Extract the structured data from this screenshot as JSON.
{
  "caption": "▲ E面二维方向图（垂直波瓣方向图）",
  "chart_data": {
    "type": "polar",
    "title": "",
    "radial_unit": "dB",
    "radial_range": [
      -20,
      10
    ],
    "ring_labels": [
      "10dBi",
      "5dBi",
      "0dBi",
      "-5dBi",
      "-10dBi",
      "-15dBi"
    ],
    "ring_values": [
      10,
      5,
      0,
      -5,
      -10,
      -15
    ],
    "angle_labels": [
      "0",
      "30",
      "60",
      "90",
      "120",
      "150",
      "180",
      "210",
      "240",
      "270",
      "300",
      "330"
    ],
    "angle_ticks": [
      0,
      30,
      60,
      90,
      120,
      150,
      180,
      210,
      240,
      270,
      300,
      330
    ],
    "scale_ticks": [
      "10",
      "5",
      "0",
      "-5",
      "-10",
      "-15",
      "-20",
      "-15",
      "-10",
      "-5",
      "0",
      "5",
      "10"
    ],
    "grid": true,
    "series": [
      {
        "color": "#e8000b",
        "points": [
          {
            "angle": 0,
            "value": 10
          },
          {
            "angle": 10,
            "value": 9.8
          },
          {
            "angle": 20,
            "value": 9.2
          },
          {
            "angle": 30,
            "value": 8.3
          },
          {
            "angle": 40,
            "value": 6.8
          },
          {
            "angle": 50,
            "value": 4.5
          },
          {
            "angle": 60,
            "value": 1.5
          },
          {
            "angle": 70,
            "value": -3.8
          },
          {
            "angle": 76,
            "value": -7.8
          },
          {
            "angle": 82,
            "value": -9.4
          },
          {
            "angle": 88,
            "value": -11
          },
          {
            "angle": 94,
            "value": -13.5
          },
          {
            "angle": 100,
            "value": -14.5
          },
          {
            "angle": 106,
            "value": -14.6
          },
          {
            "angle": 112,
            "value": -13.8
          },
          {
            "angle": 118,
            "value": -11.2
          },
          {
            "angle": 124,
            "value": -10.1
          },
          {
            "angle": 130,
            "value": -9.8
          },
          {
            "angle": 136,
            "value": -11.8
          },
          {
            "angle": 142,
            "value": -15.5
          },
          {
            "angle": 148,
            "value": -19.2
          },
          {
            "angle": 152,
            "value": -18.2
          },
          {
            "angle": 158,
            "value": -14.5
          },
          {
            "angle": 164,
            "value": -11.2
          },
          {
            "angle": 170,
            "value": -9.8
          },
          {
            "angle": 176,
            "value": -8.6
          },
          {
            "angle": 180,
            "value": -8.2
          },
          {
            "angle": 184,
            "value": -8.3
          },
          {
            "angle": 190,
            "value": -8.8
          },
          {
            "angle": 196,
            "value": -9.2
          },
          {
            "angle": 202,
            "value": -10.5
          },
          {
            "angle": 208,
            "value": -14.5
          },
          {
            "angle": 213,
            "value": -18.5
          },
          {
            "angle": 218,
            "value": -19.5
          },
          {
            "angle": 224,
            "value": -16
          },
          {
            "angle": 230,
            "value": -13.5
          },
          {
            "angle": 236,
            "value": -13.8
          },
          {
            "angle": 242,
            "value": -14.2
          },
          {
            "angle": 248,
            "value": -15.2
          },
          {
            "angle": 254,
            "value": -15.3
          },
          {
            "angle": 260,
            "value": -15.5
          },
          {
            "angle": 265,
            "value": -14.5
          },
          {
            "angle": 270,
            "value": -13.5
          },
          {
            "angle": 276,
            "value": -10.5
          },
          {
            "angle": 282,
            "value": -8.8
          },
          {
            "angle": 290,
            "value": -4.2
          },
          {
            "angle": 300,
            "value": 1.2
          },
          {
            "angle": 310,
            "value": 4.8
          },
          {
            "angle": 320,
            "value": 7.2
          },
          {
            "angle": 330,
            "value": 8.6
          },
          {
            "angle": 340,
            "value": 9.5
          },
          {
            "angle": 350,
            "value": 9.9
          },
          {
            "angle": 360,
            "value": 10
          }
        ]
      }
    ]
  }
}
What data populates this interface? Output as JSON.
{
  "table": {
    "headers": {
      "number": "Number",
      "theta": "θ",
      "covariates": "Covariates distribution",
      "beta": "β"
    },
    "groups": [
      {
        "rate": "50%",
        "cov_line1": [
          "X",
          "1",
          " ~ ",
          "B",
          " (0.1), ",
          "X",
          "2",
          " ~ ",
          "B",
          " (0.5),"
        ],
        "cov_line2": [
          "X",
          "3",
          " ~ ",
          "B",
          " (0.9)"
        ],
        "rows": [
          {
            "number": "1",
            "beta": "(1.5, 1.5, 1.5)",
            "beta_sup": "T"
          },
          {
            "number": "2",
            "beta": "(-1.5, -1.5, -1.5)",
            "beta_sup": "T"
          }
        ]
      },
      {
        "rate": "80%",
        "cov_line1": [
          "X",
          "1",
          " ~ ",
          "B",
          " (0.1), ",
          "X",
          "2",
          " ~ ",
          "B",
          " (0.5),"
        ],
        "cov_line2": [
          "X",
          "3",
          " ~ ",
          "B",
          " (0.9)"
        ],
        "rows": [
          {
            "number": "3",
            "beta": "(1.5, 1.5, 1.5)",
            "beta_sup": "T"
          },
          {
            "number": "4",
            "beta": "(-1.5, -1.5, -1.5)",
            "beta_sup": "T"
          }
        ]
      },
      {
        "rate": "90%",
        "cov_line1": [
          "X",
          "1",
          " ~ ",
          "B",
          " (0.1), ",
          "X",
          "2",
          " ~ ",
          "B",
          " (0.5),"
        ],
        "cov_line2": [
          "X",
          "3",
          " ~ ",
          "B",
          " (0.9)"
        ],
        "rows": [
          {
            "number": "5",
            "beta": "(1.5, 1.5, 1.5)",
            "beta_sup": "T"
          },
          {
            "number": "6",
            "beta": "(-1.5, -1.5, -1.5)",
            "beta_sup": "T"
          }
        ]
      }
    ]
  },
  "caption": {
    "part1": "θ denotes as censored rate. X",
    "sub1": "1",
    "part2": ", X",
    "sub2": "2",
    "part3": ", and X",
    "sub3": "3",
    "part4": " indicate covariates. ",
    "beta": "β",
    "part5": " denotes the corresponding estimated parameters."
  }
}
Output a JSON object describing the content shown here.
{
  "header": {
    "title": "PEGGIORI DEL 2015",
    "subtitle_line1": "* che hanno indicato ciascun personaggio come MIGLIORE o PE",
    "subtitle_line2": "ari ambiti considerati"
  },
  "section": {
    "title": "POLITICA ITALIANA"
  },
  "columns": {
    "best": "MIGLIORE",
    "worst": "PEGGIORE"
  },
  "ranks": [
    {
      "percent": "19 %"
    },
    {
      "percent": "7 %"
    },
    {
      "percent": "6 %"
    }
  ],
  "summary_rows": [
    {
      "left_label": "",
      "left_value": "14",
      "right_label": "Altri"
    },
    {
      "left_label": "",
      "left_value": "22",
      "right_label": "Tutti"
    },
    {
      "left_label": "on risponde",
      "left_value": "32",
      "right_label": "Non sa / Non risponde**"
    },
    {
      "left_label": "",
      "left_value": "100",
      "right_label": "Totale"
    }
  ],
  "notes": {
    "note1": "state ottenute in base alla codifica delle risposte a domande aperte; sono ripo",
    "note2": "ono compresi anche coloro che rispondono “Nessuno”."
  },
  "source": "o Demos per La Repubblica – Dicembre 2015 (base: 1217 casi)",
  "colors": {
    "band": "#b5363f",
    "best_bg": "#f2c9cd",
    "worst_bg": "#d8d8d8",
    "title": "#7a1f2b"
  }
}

######

**Stated exercise:**
Check every line for "MIGLIORE" and show the ones that have it.

**Correct response:**
    "subtitle_line1": "* che hanno indicato ciascun personaggio come MIGLIORE o PE",
    "best": "MIGLIORE",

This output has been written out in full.